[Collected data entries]
━━━━━━━━━━━━━━━━━━━━━━━━━━━━━━

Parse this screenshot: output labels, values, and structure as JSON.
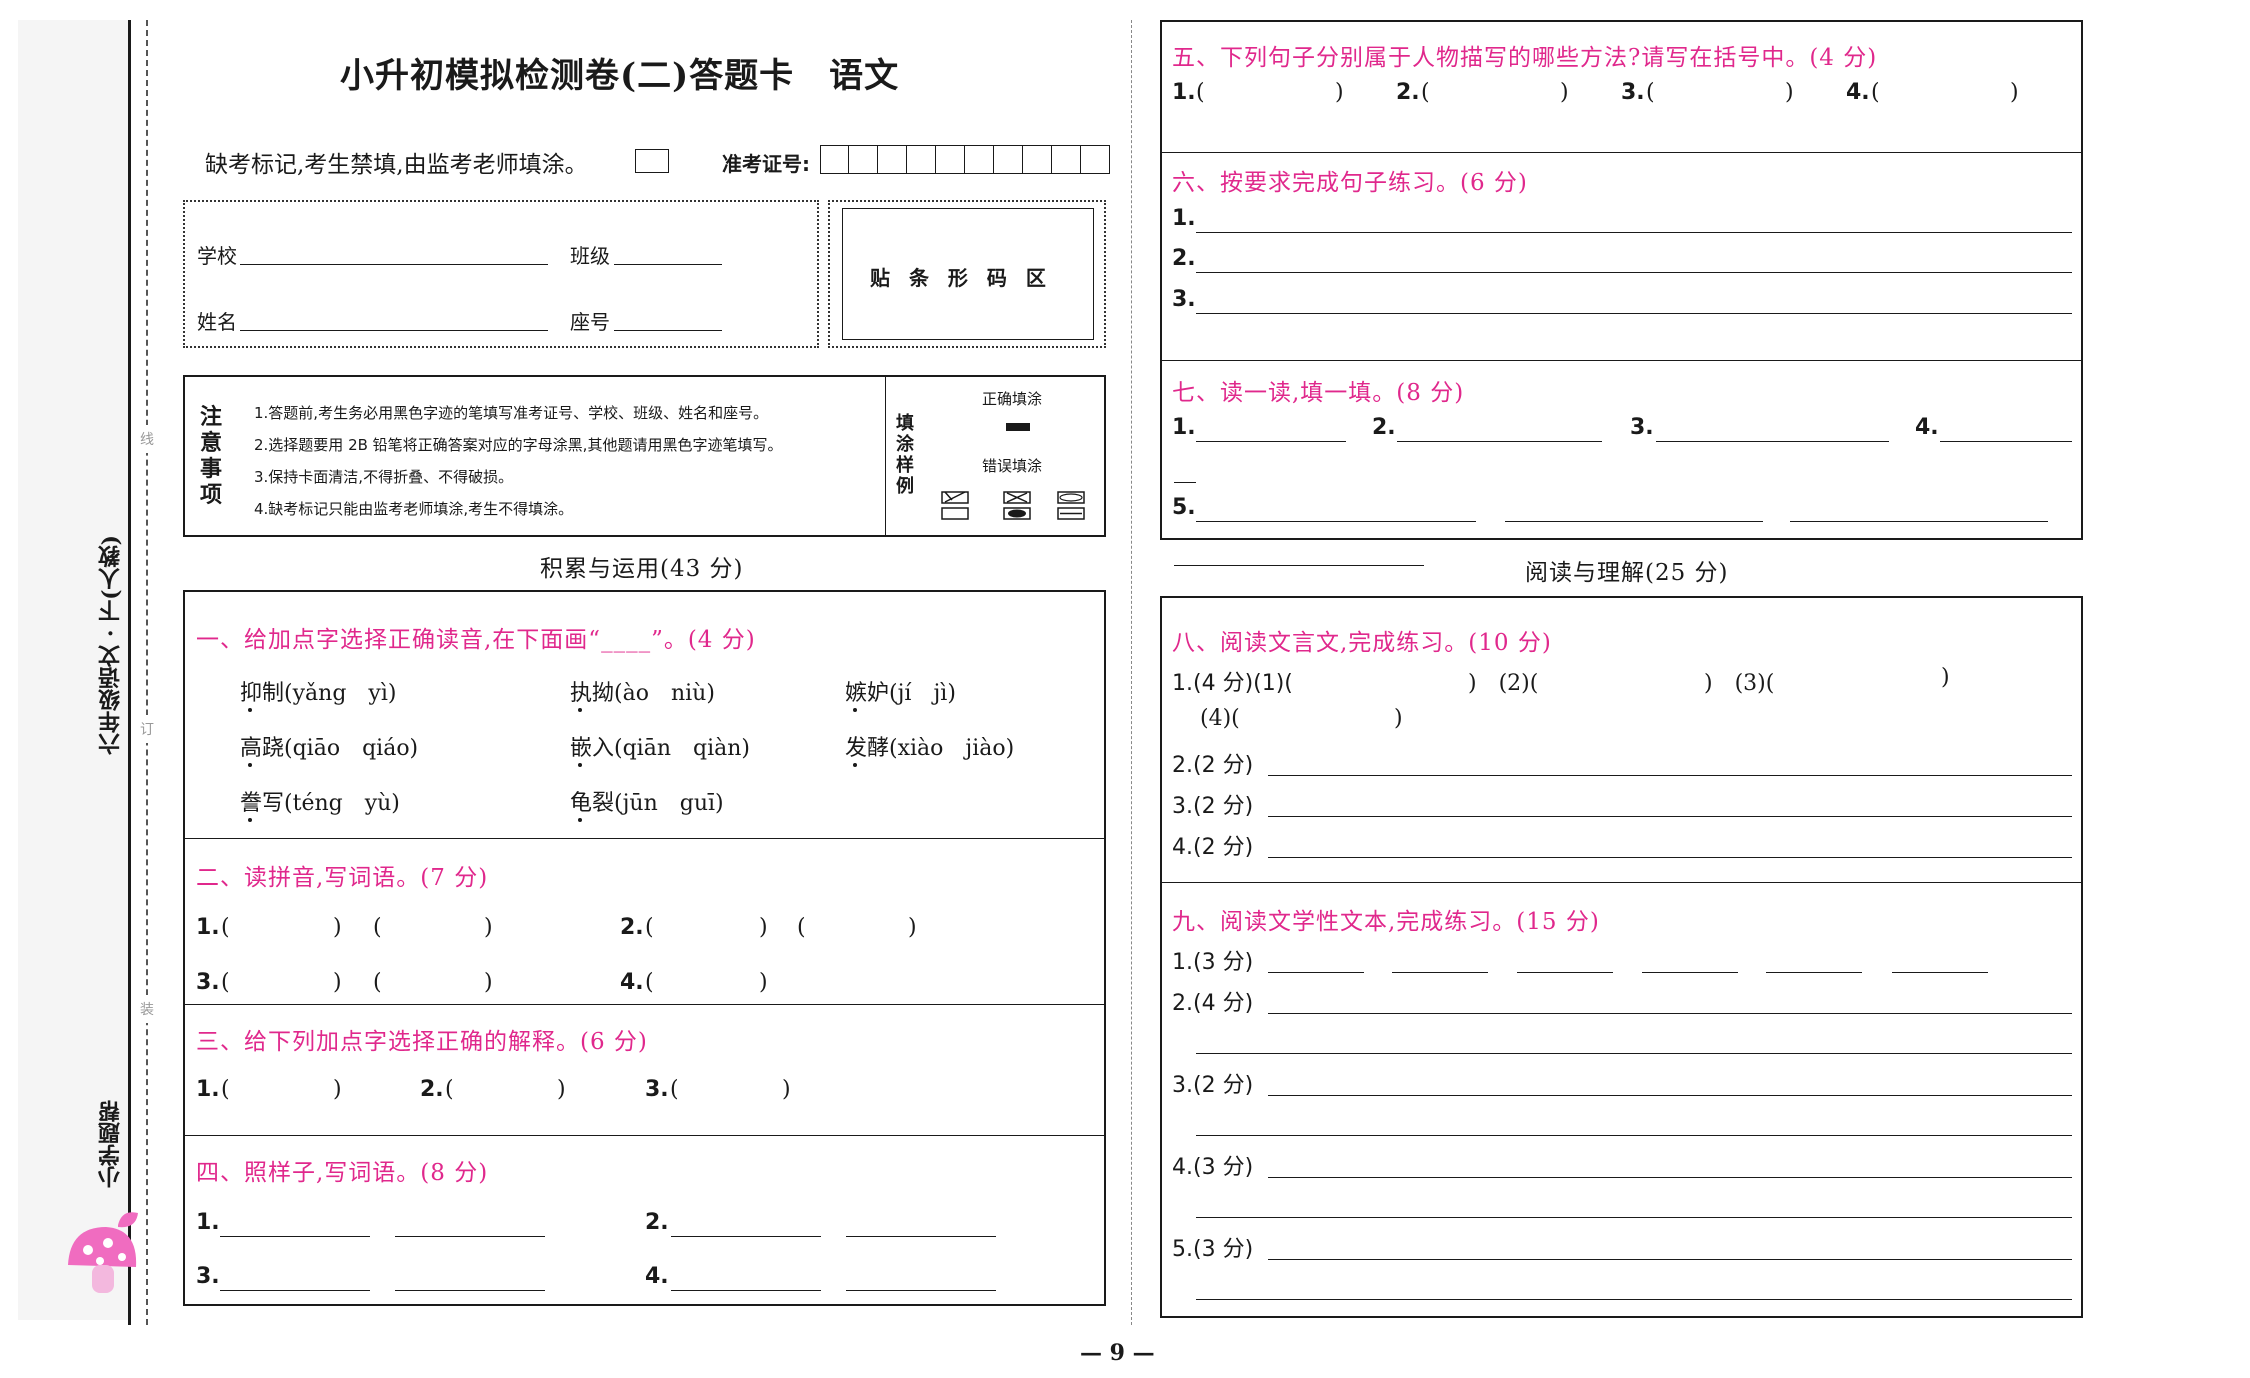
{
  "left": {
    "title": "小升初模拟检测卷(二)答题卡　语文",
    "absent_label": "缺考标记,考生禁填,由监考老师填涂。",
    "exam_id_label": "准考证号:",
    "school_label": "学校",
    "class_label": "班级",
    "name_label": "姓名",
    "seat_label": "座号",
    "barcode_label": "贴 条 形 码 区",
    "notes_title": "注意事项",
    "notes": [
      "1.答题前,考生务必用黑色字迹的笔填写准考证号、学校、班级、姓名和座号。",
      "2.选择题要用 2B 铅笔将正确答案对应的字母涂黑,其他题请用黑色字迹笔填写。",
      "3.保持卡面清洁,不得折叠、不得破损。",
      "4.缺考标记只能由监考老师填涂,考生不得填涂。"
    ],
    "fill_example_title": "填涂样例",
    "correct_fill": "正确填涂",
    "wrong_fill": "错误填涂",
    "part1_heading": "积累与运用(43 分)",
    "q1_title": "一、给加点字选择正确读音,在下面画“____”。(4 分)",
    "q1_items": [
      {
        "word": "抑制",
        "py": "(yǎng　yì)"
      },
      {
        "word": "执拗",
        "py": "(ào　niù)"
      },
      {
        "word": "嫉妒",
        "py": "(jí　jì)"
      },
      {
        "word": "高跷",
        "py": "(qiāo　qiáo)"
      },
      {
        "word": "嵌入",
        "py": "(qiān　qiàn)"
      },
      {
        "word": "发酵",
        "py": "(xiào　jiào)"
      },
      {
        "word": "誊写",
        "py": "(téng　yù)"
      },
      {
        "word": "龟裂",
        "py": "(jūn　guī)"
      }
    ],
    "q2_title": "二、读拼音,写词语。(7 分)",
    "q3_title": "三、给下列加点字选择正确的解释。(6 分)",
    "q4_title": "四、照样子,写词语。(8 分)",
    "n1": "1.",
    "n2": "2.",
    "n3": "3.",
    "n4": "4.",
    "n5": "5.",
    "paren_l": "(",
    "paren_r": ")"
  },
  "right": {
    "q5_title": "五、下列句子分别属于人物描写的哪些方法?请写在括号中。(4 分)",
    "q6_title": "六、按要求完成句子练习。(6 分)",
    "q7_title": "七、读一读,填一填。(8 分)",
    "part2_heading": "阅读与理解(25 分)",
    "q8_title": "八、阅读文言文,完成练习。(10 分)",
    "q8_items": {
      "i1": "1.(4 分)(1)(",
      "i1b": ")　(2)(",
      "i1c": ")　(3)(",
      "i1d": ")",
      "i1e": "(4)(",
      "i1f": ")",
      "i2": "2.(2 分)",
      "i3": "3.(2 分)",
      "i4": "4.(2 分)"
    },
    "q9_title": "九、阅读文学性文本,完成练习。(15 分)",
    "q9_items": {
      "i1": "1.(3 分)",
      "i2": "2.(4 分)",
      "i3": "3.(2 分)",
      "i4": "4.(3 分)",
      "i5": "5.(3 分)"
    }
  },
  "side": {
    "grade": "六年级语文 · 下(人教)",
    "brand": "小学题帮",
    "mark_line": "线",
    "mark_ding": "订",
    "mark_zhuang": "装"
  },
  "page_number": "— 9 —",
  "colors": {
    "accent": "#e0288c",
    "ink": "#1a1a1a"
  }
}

━━━━━━━━━━━━━━━━━━━━━━━━━━━━━━

▶ [PROBLEM TO WORK ON]: Transcribe all of the material exactly, leaving out whatever pictures it contains.

▶ [FULL ANSWER]:
Parse this screenshot: output labels, values, and structure as JSON.
{
  "left": {
    "title": "小升初模拟检测卷(二)答题卡　语文",
    "absent_label": "缺考标记,考生禁填,由监考老师填涂。",
    "exam_id_label": "准考证号:",
    "school_label": "学校",
    "class_label": "班级",
    "name_label": "姓名",
    "seat_label": "座号",
    "barcode_label": "贴 条 形 码 区",
    "notes_title": "注意事项",
    "notes": [
      "1.答题前,考生务必用黑色字迹的笔填写准考证号、学校、班级、姓名和座号。",
      "2.选择题要用 2B 铅笔将正确答案对应的字母涂黑,其他题请用黑色字迹笔填写。",
      "3.保持卡面清洁,不得折叠、不得破损。",
      "4.缺考标记只能由监考老师填涂,考生不得填涂。"
    ],
    "fill_example_title": "填涂样例",
    "correct_fill": "正确填涂",
    "wrong_fill": "错误填涂",
    "part1_heading": "积累与运用(43 分)",
    "q1_title": "一、给加点字选择正确读音,在下面画“____”。(4 分)",
    "q1_items": [
      {
        "word": "抑制",
        "py": "(yǎng　yì)"
      },
      {
        "word": "执拗",
        "py": "(ào　niù)"
      },
      {
        "word": "嫉妒",
        "py": "(jí　jì)"
      },
      {
        "word": "高跷",
        "py": "(qiāo　qiáo)"
      },
      {
        "word": "嵌入",
        "py": "(qiān　qiàn)"
      },
      {
        "word": "发酵",
        "py": "(xiào　jiào)"
      },
      {
        "word": "誊写",
        "py": "(téng　yù)"
      },
      {
        "word": "龟裂",
        "py": "(jūn　guī)"
      }
    ],
    "q2_title": "二、读拼音,写词语。(7 分)",
    "q3_title": "三、给下列加点字选择正确的解释。(6 分)",
    "q4_title": "四、照样子,写词语。(8 分)",
    "n1": "1.",
    "n2": "2.",
    "n3": "3.",
    "n4": "4.",
    "n5": "5.",
    "paren_l": "(",
    "paren_r": ")"
  },
  "right": {
    "q5_title": "五、下列句子分别属于人物描写的哪些方法?请写在括号中。(4 分)",
    "q6_title": "六、按要求完成句子练习。(6 分)",
    "q7_title": "七、读一读,填一填。(8 分)",
    "part2_heading": "阅读与理解(25 分)",
    "q8_title": "八、阅读文言文,完成练习。(10 分)",
    "q8_items": {
      "i1": "1.(4 分)(1)(",
      "i1b": ")　(2)(",
      "i1c": ")　(3)(",
      "i1d": ")",
      "i1e": "(4)(",
      "i1f": ")",
      "i2": "2.(2 分)",
      "i3": "3.(2 分)",
      "i4": "4.(2 分)"
    },
    "q9_title": "九、阅读文学性文本,完成练习。(15 分)",
    "q9_items": {
      "i1": "1.(3 分)",
      "i2": "2.(4 分)",
      "i3": "3.(2 分)",
      "i4": "4.(3 分)",
      "i5": "5.(3 分)"
    }
  },
  "side": {
    "grade": "六年级语文 · 下(人教)",
    "brand": "小学题帮",
    "mark_line": "线",
    "mark_ding": "订",
    "mark_zhuang": "装"
  },
  "page_number": "— 9 —",
  "colors": {
    "accent": "#e0288c",
    "ink": "#1a1a1a"
  }
}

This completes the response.